## AIM OF THE EXERCISE
Copy out all of the records below word for word, leaving out the pictures.

[begin EXTRACTED INFORMATION]

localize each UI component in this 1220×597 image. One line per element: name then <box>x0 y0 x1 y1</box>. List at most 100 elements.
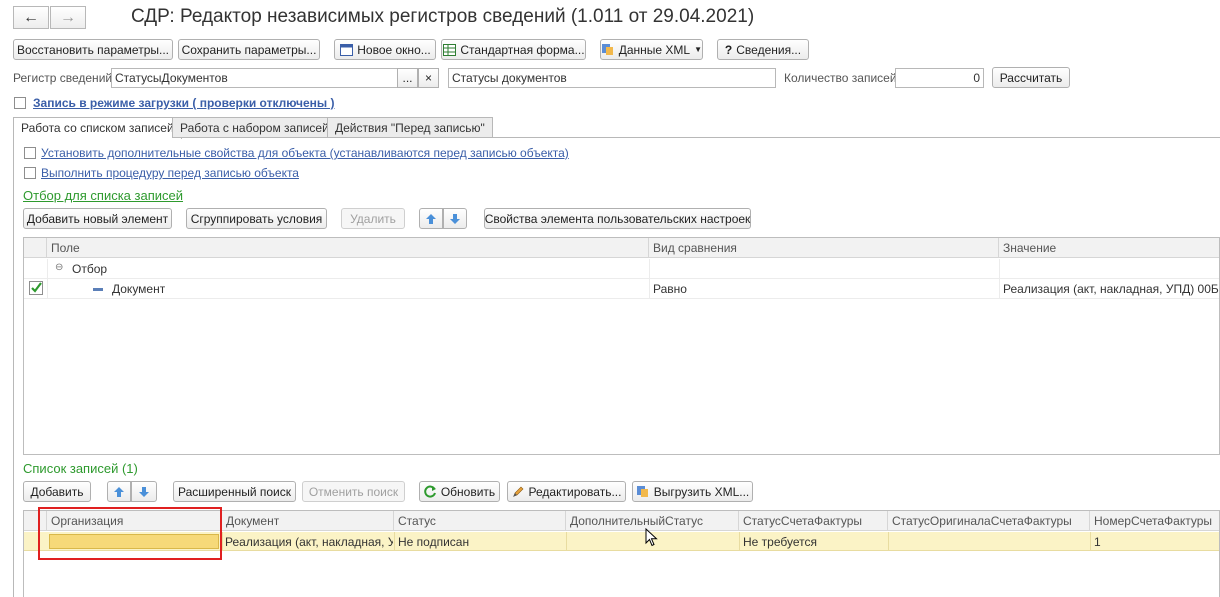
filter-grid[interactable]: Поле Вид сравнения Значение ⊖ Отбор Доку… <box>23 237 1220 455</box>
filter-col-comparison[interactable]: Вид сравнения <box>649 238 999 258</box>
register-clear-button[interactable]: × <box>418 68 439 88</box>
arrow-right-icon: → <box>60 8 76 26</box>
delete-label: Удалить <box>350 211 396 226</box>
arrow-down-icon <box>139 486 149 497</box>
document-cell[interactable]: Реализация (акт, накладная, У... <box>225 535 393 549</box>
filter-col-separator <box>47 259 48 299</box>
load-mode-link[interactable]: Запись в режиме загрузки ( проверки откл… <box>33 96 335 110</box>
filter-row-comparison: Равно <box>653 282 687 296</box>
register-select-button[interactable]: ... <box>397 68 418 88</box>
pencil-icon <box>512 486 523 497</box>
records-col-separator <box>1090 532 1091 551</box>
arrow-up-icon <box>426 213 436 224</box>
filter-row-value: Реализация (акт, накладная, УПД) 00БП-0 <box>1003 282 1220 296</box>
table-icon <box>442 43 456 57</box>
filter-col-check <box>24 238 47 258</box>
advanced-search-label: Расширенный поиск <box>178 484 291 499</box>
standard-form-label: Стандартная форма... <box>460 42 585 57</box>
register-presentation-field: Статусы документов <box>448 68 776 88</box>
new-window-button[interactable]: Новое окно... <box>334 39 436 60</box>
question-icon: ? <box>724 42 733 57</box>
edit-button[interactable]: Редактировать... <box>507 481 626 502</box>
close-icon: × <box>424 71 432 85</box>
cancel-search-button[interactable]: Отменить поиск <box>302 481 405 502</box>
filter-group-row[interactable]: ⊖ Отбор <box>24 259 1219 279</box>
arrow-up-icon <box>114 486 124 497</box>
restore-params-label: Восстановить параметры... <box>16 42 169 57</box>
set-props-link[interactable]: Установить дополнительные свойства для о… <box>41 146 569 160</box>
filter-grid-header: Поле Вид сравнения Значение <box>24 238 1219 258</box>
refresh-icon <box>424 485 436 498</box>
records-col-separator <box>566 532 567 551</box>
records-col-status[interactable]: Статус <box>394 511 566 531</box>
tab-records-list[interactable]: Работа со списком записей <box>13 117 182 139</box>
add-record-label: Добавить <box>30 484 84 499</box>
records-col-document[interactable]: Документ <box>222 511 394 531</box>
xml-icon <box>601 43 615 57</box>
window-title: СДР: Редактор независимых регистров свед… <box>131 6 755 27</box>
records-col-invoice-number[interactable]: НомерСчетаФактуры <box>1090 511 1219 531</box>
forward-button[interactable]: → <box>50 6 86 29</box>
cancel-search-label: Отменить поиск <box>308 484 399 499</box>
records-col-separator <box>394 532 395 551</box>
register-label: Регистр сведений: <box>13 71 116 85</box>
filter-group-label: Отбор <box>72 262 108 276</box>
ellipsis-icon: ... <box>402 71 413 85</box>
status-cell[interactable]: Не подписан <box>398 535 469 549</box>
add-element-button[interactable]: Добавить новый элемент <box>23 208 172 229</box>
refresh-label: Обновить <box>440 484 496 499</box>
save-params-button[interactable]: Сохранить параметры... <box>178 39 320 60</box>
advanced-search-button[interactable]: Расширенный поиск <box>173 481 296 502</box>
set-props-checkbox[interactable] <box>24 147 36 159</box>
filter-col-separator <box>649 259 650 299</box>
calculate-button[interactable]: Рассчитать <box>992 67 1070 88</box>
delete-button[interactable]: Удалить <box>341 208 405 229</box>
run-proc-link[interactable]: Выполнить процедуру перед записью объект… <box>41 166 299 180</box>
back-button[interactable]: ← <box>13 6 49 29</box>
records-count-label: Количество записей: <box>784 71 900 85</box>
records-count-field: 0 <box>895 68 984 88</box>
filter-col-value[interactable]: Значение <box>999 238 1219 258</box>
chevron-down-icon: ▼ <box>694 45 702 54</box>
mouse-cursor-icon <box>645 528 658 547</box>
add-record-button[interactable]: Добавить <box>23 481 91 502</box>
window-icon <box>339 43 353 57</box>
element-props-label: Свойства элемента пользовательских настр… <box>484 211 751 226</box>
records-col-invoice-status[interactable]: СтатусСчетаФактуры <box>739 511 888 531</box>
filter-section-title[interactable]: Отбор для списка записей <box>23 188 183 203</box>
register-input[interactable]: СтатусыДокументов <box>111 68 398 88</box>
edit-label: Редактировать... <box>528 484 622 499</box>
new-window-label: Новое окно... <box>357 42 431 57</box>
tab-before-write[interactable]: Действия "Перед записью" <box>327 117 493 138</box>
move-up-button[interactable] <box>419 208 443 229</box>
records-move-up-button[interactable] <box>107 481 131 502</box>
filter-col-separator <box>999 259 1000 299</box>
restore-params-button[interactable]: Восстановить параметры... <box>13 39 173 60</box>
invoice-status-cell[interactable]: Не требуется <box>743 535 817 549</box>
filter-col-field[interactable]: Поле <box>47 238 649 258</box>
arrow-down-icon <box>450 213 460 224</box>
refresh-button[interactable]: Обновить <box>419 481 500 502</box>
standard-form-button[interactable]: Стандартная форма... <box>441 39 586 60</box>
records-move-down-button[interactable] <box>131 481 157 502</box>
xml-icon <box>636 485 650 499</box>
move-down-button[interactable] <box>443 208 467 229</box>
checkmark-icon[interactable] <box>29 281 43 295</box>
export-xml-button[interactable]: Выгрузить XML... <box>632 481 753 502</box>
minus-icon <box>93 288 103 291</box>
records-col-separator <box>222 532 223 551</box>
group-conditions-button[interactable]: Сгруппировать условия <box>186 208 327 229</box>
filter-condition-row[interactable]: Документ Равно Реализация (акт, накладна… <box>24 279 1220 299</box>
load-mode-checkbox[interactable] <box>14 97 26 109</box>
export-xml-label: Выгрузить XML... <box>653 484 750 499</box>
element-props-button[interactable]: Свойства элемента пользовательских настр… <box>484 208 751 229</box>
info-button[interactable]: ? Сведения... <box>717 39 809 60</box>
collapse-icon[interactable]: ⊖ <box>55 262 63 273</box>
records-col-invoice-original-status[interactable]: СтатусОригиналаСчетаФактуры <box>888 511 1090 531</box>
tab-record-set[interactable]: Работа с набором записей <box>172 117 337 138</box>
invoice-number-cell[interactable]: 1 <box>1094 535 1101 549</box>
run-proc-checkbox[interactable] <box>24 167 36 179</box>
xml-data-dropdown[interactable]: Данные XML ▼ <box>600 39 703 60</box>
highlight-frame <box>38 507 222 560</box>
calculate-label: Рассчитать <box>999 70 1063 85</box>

[end EXTRACTED INFORMATION]

## WRITTEN ANSWER
localize each UI component in this 1220×597 image. One line per element: name then <box>x0 y0 x1 y1</box>. List at most 100 elements.
filter-grid[interactable]: Поле Вид сравнения Значение ⊖ Отбор Доку… <box>23 237 1220 455</box>
filter-col-comparison[interactable]: Вид сравнения <box>649 238 999 258</box>
register-clear-button[interactable]: × <box>418 68 439 88</box>
arrow-right-icon: → <box>60 8 76 26</box>
delete-label: Удалить <box>350 211 396 226</box>
arrow-down-icon <box>139 486 149 497</box>
document-cell[interactable]: Реализация (акт, накладная, У... <box>225 535 393 549</box>
filter-col-separator <box>47 259 48 299</box>
load-mode-link[interactable]: Запись в режиме загрузки ( проверки откл… <box>33 96 335 110</box>
filter-row-comparison: Равно <box>653 282 687 296</box>
register-select-button[interactable]: ... <box>397 68 418 88</box>
pencil-icon <box>512 486 523 497</box>
records-col-separator <box>1090 532 1091 551</box>
arrow-up-icon <box>426 213 436 224</box>
filter-row-value: Реализация (акт, накладная, УПД) 00БП-0 <box>1003 282 1220 296</box>
table-icon <box>442 43 456 57</box>
filter-col-check <box>24 238 47 258</box>
advanced-search-label: Расширенный поиск <box>178 484 291 499</box>
standard-form-label: Стандартная форма... <box>460 42 585 57</box>
register-presentation-field: Статусы документов <box>448 68 776 88</box>
new-window-button[interactable]: Новое окно... <box>334 39 436 60</box>
question-icon: ? <box>724 42 733 57</box>
edit-button[interactable]: Редактировать... <box>507 481 626 502</box>
close-icon: × <box>424 71 432 85</box>
cancel-search-button[interactable]: Отменить поиск <box>302 481 405 502</box>
filter-group-row[interactable]: ⊖ Отбор <box>24 259 1219 279</box>
arrow-up-icon <box>114 486 124 497</box>
restore-params-label: Восстановить параметры... <box>16 42 169 57</box>
set-props-link[interactable]: Установить дополнительные свойства для о… <box>41 146 569 160</box>
filter-grid-header: Поле Вид сравнения Значение <box>24 238 1219 258</box>
refresh-icon <box>424 485 436 498</box>
records-col-separator <box>566 532 567 551</box>
records-col-status[interactable]: Статус <box>394 511 566 531</box>
tab-records-list[interactable]: Работа со списком записей <box>13 117 182 139</box>
add-record-label: Добавить <box>30 484 84 499</box>
records-col-document[interactable]: Документ <box>222 511 394 531</box>
xml-icon <box>601 43 615 57</box>
window-title: СДР: Редактор независимых регистров свед… <box>131 6 755 27</box>
records-col-invoice-number[interactable]: НомерСчетаФактуры <box>1090 511 1219 531</box>
forward-button[interactable]: → <box>50 6 86 29</box>
cancel-search-label: Отменить поиск <box>308 484 399 499</box>
records-col-separator <box>394 532 395 551</box>
register-label: Регистр сведений: <box>13 71 116 85</box>
filter-group-label: Отбор <box>72 262 108 276</box>
ellipsis-icon: ... <box>402 71 413 85</box>
status-cell[interactable]: Не подписан <box>398 535 469 549</box>
add-element-button[interactable]: Добавить новый элемент <box>23 208 172 229</box>
refresh-label: Обновить <box>440 484 496 499</box>
save-params-button[interactable]: Сохранить параметры... <box>178 39 320 60</box>
advanced-search-button[interactable]: Расширенный поиск <box>173 481 296 502</box>
set-props-checkbox[interactable] <box>24 147 36 159</box>
filter-col-separator <box>649 259 650 299</box>
calculate-button[interactable]: Рассчитать <box>992 67 1070 88</box>
delete-button[interactable]: Удалить <box>341 208 405 229</box>
run-proc-link[interactable]: Выполнить процедуру перед записью объект… <box>41 166 299 180</box>
back-button[interactable]: ← <box>13 6 49 29</box>
records-count-label: Количество записей: <box>784 71 900 85</box>
records-count-field: 0 <box>895 68 984 88</box>
filter-col-value[interactable]: Значение <box>999 238 1219 258</box>
chevron-down-icon: ▼ <box>694 45 702 54</box>
mouse-cursor-icon <box>645 528 658 547</box>
add-record-button[interactable]: Добавить <box>23 481 91 502</box>
window-icon <box>339 43 353 57</box>
element-props-label: Свойства элемента пользовательских настр… <box>484 211 751 226</box>
records-col-invoice-status[interactable]: СтатусСчетаФактуры <box>739 511 888 531</box>
filter-section-title[interactable]: Отбор для списка записей <box>23 188 183 203</box>
register-input[interactable]: СтатусыДокументов <box>111 68 398 88</box>
edit-label: Редактировать... <box>528 484 622 499</box>
new-window-label: Новое окно... <box>357 42 431 57</box>
tab-before-write[interactable]: Действия "Перед записью" <box>327 117 493 138</box>
move-up-button[interactable] <box>419 208 443 229</box>
records-move-up-button[interactable] <box>107 481 131 502</box>
filter-col-separator <box>999 259 1000 299</box>
restore-params-button[interactable]: Восстановить параметры... <box>13 39 173 60</box>
invoice-status-cell[interactable]: Не требуется <box>743 535 817 549</box>
filter-col-field[interactable]: Поле <box>47 238 649 258</box>
arrow-down-icon <box>450 213 460 224</box>
refresh-button[interactable]: Обновить <box>419 481 500 502</box>
standard-form-button[interactable]: Стандартная форма... <box>441 39 586 60</box>
records-move-down-button[interactable] <box>131 481 157 502</box>
xml-icon <box>636 485 650 499</box>
move-down-button[interactable] <box>443 208 467 229</box>
checkmark-icon[interactable] <box>29 281 43 295</box>
export-xml-button[interactable]: Выгрузить XML... <box>632 481 753 502</box>
minus-icon <box>93 288 103 291</box>
records-col-separator <box>222 532 223 551</box>
group-conditions-button[interactable]: Сгруппировать условия <box>186 208 327 229</box>
filter-condition-row[interactable]: Документ Равно Реализация (акт, накладна… <box>24 279 1220 299</box>
load-mode-checkbox[interactable] <box>14 97 26 109</box>
export-xml-label: Выгрузить XML... <box>653 484 750 499</box>
element-props-button[interactable]: Свойства элемента пользовательских настр… <box>484 208 751 229</box>
info-button[interactable]: ? Сведения... <box>717 39 809 60</box>
collapse-icon[interactable]: ⊖ <box>55 262 63 273</box>
records-col-invoice-original-status[interactable]: СтатусОригиналаСчетаФактуры <box>888 511 1090 531</box>
tab-record-set[interactable]: Работа с набором записей <box>172 117 337 138</box>
invoice-number-cell[interactable]: 1 <box>1094 535 1101 549</box>
run-proc-checkbox[interactable] <box>24 167 36 179</box>
xml-data-dropdown[interactable]: Данные XML ▼ <box>600 39 703 60</box>
highlight-frame <box>38 507 222 560</box>
calculate-label: Рассчитать <box>999 70 1063 85</box>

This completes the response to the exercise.